Stated exercise >>
Write each line out exactly, leaving none out.

===

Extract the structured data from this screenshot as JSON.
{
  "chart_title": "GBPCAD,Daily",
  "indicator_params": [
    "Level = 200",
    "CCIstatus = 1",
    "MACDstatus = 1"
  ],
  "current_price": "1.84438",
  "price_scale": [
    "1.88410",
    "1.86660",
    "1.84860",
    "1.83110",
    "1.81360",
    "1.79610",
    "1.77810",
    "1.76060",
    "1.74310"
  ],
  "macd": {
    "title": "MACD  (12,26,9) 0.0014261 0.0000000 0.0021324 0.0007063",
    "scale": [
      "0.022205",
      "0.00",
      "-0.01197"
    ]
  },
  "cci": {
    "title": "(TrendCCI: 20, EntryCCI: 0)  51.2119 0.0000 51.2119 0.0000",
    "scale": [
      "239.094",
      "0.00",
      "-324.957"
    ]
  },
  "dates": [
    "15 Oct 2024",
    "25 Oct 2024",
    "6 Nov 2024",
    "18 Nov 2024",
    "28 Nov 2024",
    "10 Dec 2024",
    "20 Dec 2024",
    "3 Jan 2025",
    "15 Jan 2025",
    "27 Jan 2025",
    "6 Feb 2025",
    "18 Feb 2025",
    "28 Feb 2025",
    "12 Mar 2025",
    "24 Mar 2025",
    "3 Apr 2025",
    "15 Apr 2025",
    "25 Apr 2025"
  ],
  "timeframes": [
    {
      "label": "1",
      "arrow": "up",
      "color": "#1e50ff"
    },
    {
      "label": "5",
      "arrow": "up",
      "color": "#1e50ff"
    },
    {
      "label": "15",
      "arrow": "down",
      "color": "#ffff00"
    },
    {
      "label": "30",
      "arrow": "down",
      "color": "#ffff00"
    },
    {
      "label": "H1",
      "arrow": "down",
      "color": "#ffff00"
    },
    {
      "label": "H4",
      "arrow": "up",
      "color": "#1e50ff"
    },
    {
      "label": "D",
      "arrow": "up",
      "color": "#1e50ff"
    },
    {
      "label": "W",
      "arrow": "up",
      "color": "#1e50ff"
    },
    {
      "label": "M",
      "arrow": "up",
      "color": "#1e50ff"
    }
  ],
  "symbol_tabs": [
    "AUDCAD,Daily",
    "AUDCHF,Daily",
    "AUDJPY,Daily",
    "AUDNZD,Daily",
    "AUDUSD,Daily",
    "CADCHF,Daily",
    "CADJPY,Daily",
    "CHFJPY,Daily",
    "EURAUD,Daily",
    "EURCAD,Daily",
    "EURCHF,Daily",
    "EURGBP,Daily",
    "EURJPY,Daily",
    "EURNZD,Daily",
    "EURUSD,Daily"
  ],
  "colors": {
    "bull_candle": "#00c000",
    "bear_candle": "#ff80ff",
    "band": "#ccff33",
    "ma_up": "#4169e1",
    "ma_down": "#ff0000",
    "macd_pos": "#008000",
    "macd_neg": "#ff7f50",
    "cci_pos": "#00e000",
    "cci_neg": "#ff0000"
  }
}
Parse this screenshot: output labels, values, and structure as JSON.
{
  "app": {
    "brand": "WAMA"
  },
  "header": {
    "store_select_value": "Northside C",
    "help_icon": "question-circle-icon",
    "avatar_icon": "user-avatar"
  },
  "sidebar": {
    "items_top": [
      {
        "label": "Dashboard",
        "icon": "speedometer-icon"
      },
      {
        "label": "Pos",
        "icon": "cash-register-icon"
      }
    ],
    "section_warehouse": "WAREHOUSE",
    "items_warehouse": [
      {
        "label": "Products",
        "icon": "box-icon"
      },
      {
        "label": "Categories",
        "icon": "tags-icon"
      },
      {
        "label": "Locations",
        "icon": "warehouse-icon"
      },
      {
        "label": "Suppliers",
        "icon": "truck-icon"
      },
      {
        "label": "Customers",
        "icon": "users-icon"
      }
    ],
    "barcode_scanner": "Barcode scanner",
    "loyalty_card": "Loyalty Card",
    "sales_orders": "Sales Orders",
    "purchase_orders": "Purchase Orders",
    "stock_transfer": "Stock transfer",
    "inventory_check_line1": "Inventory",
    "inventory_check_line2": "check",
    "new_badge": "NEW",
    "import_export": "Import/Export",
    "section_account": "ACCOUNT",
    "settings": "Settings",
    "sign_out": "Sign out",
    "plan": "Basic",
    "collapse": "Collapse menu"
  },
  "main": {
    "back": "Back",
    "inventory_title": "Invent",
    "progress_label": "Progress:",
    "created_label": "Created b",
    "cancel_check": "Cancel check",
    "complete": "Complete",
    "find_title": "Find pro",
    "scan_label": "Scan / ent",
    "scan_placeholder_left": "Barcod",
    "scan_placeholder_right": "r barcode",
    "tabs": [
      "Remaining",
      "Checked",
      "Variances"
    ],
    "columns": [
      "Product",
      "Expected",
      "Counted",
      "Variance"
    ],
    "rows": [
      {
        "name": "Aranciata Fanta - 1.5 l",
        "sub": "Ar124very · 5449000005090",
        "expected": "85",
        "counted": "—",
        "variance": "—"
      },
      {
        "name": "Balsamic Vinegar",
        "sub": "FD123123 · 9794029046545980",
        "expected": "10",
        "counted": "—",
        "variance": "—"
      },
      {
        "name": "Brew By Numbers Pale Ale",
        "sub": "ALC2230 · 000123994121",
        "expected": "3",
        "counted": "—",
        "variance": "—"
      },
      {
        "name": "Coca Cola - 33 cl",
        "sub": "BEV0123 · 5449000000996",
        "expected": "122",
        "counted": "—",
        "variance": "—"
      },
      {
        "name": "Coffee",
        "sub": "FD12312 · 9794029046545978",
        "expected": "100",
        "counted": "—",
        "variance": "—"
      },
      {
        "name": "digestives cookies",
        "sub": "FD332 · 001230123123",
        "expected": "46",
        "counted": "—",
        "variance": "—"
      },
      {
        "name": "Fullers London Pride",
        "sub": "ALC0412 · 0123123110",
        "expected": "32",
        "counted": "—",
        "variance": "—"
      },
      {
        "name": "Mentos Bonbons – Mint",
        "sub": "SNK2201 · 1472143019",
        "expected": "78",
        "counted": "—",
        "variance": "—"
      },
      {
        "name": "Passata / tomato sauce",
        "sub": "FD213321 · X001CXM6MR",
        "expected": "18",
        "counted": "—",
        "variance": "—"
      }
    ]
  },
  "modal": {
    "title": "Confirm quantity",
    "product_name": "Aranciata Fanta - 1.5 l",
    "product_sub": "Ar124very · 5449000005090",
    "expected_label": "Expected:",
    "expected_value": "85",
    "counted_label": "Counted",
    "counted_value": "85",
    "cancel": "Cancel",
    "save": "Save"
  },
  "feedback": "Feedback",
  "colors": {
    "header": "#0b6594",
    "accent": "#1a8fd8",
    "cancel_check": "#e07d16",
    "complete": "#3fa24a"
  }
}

===

Written answer >>
Extract the structured data from this screenshot as JSON.
{
  "chart_title": "GBPCAD,Daily",
  "indicator_params": [
    "Level = 200",
    "CCIstatus = 1",
    "MACDstatus = 1"
  ],
  "current_price": "1.84438",
  "price_scale": [
    "1.88410",
    "1.86660",
    "1.84860",
    "1.83110",
    "1.81360",
    "1.79610",
    "1.77810",
    "1.76060",
    "1.74310"
  ],
  "macd": {
    "title": "MACD  (12,26,9) 0.0014261 0.0000000 0.0021324 0.0007063",
    "scale": [
      "0.022205",
      "0.00",
      "-0.01197"
    ]
  },
  "cci": {
    "title": "(TrendCCI: 20, EntryCCI: 0)  51.2119 0.0000 51.2119 0.0000",
    "scale": [
      "239.094",
      "0.00",
      "-324.957"
    ]
  },
  "dates": [
    "15 Oct 2024",
    "25 Oct 2024",
    "6 Nov 2024",
    "18 Nov 2024",
    "28 Nov 2024",
    "10 Dec 2024",
    "20 Dec 2024",
    "3 Jan 2025",
    "15 Jan 2025",
    "27 Jan 2025",
    "6 Feb 2025",
    "18 Feb 2025",
    "28 Feb 2025",
    "12 Mar 2025",
    "24 Mar 2025",
    "3 Apr 2025",
    "15 Apr 2025",
    "25 Apr 2025"
  ],
  "timeframes": [
    {
      "label": "1",
      "arrow": "up",
      "color": "#1e50ff"
    },
    {
      "label": "5",
      "arrow": "up",
      "color": "#1e50ff"
    },
    {
      "label": "15",
      "arrow": "down",
      "color": "#ffff00"
    },
    {
      "label": "30",
      "arrow": "down",
      "color": "#ffff00"
    },
    {
      "label": "H1",
      "arrow": "down",
      "color": "#ffff00"
    },
    {
      "label": "H4",
      "arrow": "up",
      "color": "#1e50ff"
    },
    {
      "label": "D",
      "arrow": "up",
      "color": "#1e50ff"
    },
    {
      "label": "W",
      "arrow": "up",
      "color": "#1e50ff"
    },
    {
      "label": "M",
      "arrow": "up",
      "color": "#1e50ff"
    }
  ],
  "symbol_tabs": [
    "AUDCAD,Daily",
    "AUDCHF,Daily",
    "AUDJPY,Daily",
    "AUDNZD,Daily",
    "AUDUSD,Daily",
    "CADCHF,Daily",
    "CADJPY,Daily",
    "CHFJPY,Daily",
    "EURAUD,Daily",
    "EURCAD,Daily",
    "EURCHF,Daily",
    "EURGBP,Daily",
    "EURJPY,Daily",
    "EURNZD,Daily",
    "EURUSD,Daily"
  ],
  "colors": {
    "bull_candle": "#00c000",
    "bear_candle": "#ff80ff",
    "band": "#ccff33",
    "ma_up": "#4169e1",
    "ma_down": "#ff0000",
    "macd_pos": "#008000",
    "macd_neg": "#ff7f50",
    "cci_pos": "#00e000",
    "cci_neg": "#ff0000"
  }
}
Parse this screenshot: output labels, values, and structure as JSON.
{
  "app": {
    "brand": "WAMA"
  },
  "header": {
    "store_select_value": "Northside C",
    "help_icon": "question-circle-icon",
    "avatar_icon": "user-avatar"
  },
  "sidebar": {
    "items_top": [
      {
        "label": "Dashboard",
        "icon": "speedometer-icon"
      },
      {
        "label": "Pos",
        "icon": "cash-register-icon"
      }
    ],
    "section_warehouse": "WAREHOUSE",
    "items_warehouse": [
      {
        "label": "Products",
        "icon": "box-icon"
      },
      {
        "label": "Categories",
        "icon": "tags-icon"
      },
      {
        "label": "Locations",
        "icon": "warehouse-icon"
      },
      {
        "label": "Suppliers",
        "icon": "truck-icon"
      },
      {
        "label": "Customers",
        "icon": "users-icon"
      }
    ],
    "barcode_scanner": "Barcode scanner",
    "loyalty_card": "Loyalty Card",
    "sales_orders": "Sales Orders",
    "purchase_orders": "Purchase Orders",
    "stock_transfer": "Stock transfer",
    "inventory_check_line1": "Inventory",
    "inventory_check_line2": "check",
    "new_badge": "NEW",
    "import_export": "Import/Export",
    "section_account": "ACCOUNT",
    "settings": "Settings",
    "sign_out": "Sign out",
    "plan": "Basic",
    "collapse": "Collapse menu"
  },
  "main": {
    "back": "Back",
    "inventory_title": "Invent",
    "progress_label": "Progress:",
    "created_label": "Created b",
    "cancel_check": "Cancel check",
    "complete": "Complete",
    "find_title": "Find pro",
    "scan_label": "Scan / ent",
    "scan_placeholder_left": "Barcod",
    "scan_placeholder_right": "r barcode",
    "tabs": [
      "Remaining",
      "Checked",
      "Variances"
    ],
    "columns": [
      "Product",
      "Expected",
      "Counted",
      "Variance"
    ],
    "rows": [
      {
        "name": "Aranciata Fanta - 1.5 l",
        "sub": "Ar124very · 5449000005090",
        "expected": "85",
        "counted": "—",
        "variance": "—"
      },
      {
        "name": "Balsamic Vinegar",
        "sub": "FD123123 · 9794029046545980",
        "expected": "10",
        "counted": "—",
        "variance": "—"
      },
      {
        "name": "Brew By Numbers Pale Ale",
        "sub": "ALC2230 · 000123994121",
        "expected": "3",
        "counted": "—",
        "variance": "—"
      },
      {
        "name": "Coca Cola - 33 cl",
        "sub": "BEV0123 · 5449000000996",
        "expected": "122",
        "counted": "—",
        "variance": "—"
      },
      {
        "name": "Coffee",
        "sub": "FD12312 · 9794029046545978",
        "expected": "100",
        "counted": "—",
        "variance": "—"
      },
      {
        "name": "digestives cookies",
        "sub": "FD332 · 001230123123",
        "expected": "46",
        "counted": "—",
        "variance": "—"
      },
      {
        "name": "Fullers London Pride",
        "sub": "ALC0412 · 0123123110",
        "expected": "32",
        "counted": "—",
        "variance": "—"
      },
      {
        "name": "Mentos Bonbons – Mint",
        "sub": "SNK2201 · 1472143019",
        "expected": "78",
        "counted": "—",
        "variance": "—"
      },
      {
        "name": "Passata / tomato sauce",
        "sub": "FD213321 · X001CXM6MR",
        "expected": "18",
        "counted": "—",
        "variance": "—"
      }
    ]
  },
  "modal": {
    "title": "Confirm quantity",
    "product_name": "Aranciata Fanta - 1.5 l",
    "product_sub": "Ar124very · 5449000005090",
    "expected_label": "Expected:",
    "expected_value": "85",
    "counted_label": "Counted",
    "counted_value": "85",
    "cancel": "Cancel",
    "save": "Save"
  },
  "feedback": "Feedback",
  "colors": {
    "header": "#0b6594",
    "accent": "#1a8fd8",
    "cancel_check": "#e07d16",
    "complete": "#3fa24a"
  }
}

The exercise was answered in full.